Goal of the exercise:
Filter this data down to the lines that hold "były", and copy them.

Extracted data entries:
==*==

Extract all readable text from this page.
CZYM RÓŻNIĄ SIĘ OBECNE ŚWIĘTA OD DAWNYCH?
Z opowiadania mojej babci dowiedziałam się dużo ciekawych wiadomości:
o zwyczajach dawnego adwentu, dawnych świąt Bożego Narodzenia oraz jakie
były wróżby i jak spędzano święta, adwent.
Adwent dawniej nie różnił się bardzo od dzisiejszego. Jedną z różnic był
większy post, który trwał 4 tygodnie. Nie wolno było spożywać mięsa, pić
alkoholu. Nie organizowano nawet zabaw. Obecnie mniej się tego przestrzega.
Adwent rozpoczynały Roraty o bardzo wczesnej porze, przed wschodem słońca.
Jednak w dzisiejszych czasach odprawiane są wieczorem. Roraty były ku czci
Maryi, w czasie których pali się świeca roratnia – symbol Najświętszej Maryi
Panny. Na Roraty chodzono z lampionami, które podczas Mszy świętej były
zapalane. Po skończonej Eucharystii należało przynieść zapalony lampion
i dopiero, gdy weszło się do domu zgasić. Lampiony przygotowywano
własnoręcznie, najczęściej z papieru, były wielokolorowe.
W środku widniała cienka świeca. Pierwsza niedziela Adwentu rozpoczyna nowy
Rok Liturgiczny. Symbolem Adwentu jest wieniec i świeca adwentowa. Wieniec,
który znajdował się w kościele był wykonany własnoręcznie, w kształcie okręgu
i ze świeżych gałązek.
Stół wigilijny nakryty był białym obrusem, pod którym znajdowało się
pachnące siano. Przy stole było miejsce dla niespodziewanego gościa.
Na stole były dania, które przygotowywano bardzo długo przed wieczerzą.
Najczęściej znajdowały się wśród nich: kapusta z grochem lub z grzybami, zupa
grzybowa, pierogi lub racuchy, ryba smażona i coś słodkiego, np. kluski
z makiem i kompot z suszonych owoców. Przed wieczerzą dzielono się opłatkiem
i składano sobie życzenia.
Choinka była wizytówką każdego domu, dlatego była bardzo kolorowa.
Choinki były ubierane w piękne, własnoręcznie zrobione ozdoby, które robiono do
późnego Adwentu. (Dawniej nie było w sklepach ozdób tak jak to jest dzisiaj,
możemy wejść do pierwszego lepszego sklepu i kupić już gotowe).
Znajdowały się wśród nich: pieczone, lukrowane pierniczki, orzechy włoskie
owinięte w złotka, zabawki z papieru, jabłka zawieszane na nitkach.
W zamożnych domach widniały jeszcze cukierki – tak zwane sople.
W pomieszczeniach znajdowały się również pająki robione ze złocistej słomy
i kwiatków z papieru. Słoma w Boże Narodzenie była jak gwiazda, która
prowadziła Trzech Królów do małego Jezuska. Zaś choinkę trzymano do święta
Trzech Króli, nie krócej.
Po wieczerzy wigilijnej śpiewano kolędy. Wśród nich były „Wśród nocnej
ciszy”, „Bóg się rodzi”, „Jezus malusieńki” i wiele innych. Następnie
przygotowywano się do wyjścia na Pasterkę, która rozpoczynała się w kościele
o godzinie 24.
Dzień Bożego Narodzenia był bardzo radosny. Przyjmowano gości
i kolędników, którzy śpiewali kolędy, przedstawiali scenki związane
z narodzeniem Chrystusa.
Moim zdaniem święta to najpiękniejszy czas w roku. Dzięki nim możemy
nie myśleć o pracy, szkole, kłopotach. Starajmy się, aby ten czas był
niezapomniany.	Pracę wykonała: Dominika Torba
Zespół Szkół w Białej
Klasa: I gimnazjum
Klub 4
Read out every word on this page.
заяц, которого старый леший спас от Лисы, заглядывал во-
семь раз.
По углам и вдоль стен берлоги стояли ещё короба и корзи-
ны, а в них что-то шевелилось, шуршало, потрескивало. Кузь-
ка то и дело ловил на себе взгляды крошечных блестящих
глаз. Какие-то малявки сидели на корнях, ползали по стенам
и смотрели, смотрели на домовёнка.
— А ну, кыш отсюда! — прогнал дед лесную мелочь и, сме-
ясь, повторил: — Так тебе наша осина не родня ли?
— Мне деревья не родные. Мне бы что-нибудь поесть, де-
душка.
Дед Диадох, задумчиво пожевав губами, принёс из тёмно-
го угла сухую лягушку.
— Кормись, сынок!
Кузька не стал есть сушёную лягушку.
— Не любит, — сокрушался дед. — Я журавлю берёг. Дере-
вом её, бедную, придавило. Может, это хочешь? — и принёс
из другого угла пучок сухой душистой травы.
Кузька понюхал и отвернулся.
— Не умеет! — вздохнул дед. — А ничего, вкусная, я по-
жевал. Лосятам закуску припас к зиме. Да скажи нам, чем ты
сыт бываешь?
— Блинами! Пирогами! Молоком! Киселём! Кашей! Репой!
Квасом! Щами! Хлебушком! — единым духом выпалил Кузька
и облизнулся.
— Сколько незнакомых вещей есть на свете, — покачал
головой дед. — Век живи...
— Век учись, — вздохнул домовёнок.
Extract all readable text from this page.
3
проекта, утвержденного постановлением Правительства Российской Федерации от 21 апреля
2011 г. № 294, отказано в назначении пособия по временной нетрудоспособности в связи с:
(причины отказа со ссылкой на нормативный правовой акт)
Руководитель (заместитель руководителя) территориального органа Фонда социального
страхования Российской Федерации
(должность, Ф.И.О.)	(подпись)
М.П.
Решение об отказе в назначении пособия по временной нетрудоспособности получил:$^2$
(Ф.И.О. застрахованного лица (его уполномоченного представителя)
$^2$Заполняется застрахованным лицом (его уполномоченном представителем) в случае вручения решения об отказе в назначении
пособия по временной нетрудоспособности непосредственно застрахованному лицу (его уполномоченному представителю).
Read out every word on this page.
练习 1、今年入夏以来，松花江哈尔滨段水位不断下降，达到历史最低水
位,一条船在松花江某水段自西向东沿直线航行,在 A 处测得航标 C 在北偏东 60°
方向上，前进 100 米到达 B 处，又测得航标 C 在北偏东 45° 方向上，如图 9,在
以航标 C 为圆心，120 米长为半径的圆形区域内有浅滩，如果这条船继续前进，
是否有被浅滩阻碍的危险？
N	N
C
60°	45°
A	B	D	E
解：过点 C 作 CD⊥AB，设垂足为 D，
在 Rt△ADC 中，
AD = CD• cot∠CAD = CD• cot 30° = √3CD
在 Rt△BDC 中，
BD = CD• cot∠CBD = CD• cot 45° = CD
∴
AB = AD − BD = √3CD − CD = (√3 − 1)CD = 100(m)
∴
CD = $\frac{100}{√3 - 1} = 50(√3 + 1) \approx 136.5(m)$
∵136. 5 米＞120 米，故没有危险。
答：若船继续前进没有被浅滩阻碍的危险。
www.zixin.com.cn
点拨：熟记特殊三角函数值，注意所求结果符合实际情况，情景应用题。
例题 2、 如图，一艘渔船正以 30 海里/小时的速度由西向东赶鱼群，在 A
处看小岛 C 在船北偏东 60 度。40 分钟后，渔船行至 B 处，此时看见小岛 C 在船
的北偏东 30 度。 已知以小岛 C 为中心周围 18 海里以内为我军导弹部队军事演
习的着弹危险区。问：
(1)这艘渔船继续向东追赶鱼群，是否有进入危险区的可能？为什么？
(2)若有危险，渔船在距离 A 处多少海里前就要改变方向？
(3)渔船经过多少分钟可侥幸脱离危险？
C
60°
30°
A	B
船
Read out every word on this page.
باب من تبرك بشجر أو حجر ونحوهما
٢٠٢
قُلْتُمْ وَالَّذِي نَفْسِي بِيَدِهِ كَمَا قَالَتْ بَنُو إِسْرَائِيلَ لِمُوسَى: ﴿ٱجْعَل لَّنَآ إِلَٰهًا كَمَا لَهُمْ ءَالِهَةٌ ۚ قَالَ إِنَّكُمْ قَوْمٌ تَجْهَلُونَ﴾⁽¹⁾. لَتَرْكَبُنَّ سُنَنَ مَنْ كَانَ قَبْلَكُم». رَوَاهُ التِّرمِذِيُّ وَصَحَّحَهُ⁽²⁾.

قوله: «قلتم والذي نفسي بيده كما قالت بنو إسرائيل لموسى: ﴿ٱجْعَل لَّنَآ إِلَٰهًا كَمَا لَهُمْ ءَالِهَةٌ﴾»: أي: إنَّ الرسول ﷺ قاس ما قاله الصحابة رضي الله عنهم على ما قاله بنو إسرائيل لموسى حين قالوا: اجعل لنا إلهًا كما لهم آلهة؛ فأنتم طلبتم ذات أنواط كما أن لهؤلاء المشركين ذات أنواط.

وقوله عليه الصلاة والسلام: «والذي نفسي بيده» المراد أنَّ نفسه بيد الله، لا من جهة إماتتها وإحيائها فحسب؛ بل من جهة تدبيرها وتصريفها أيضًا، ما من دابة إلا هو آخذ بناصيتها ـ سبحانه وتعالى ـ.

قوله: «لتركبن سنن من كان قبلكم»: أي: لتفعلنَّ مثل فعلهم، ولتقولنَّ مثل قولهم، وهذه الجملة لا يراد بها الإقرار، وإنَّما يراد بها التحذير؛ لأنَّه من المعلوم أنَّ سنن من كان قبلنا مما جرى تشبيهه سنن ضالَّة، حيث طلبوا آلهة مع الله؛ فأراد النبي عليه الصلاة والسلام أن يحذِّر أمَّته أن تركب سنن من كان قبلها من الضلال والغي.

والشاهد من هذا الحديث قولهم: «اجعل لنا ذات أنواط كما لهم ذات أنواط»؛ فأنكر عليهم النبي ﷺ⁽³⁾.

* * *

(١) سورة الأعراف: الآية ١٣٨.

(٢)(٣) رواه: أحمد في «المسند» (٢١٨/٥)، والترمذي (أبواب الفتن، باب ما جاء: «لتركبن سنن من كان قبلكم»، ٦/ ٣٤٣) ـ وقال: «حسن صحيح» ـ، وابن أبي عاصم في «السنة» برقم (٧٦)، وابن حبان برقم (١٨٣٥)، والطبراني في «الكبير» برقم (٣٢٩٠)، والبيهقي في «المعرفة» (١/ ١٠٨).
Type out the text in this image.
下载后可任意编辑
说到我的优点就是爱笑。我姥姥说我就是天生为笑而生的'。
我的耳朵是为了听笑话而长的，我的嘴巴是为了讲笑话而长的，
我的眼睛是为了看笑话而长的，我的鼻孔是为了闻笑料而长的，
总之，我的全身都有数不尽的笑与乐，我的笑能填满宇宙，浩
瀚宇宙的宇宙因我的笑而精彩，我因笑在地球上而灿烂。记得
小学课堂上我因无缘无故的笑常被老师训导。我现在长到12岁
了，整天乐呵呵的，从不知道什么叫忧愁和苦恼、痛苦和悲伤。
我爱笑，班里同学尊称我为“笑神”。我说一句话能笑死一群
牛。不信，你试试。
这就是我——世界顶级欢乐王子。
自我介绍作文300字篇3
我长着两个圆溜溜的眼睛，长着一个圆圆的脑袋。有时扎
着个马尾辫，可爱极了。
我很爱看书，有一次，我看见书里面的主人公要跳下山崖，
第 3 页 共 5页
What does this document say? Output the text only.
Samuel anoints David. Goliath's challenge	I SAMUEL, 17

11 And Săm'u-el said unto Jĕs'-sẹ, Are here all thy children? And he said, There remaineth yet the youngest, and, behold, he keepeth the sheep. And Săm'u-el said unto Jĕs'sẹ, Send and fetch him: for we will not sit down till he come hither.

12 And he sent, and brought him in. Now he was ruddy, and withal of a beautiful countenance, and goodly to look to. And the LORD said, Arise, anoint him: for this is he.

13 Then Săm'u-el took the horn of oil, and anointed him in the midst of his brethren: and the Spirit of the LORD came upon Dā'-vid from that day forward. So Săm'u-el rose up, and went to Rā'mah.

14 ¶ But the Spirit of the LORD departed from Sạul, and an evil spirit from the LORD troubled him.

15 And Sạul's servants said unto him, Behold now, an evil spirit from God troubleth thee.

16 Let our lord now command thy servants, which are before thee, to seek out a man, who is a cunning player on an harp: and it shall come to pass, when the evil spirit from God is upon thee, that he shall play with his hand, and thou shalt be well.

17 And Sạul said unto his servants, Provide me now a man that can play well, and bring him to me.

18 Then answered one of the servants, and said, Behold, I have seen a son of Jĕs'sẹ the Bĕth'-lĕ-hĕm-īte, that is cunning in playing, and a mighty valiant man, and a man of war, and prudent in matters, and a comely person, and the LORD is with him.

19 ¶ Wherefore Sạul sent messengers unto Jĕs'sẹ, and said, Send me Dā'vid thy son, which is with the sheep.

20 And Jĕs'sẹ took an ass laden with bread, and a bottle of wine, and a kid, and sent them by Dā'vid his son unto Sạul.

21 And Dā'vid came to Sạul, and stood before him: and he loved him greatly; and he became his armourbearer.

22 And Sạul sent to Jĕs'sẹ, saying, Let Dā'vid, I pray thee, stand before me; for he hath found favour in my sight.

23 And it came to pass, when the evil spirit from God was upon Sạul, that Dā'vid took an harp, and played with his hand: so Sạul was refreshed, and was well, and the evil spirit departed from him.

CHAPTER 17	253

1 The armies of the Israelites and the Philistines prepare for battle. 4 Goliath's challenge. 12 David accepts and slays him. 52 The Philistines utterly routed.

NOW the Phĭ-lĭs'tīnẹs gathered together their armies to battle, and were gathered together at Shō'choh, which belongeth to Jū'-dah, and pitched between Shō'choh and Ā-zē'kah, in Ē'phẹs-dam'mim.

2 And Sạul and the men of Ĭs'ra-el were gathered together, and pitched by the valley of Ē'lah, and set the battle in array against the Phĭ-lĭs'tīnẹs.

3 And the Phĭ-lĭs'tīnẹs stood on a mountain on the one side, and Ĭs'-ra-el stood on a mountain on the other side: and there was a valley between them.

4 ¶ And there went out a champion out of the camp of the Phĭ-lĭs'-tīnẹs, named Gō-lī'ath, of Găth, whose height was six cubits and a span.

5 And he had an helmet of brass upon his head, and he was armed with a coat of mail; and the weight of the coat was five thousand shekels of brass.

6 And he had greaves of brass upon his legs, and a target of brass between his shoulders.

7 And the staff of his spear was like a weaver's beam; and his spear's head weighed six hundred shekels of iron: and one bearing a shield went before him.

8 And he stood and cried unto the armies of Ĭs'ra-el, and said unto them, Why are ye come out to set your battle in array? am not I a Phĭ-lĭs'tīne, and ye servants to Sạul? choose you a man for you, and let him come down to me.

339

==*==

Response to the exercise:
były wróżby i jak spędzano święta, adwent.
Jednak w dzisiejszych czasach odprawiane są wieczorem. Roraty były ku czci
Panny. Na Roraty chodzono z lampionami, które podczas Mszy świętej były
własnoręcznie, najczęściej z papieru, były wielokolorowe.
Na stole były dania, które przygotowywano bardzo długo przed wieczerzą.
Choinki były ubierane w piękne, własnoręcznie zrobione ozdoby, które robiono do
Po wieczerzy wigilijnej śpiewano kolędy. Wśród nich były „Wśród nocnej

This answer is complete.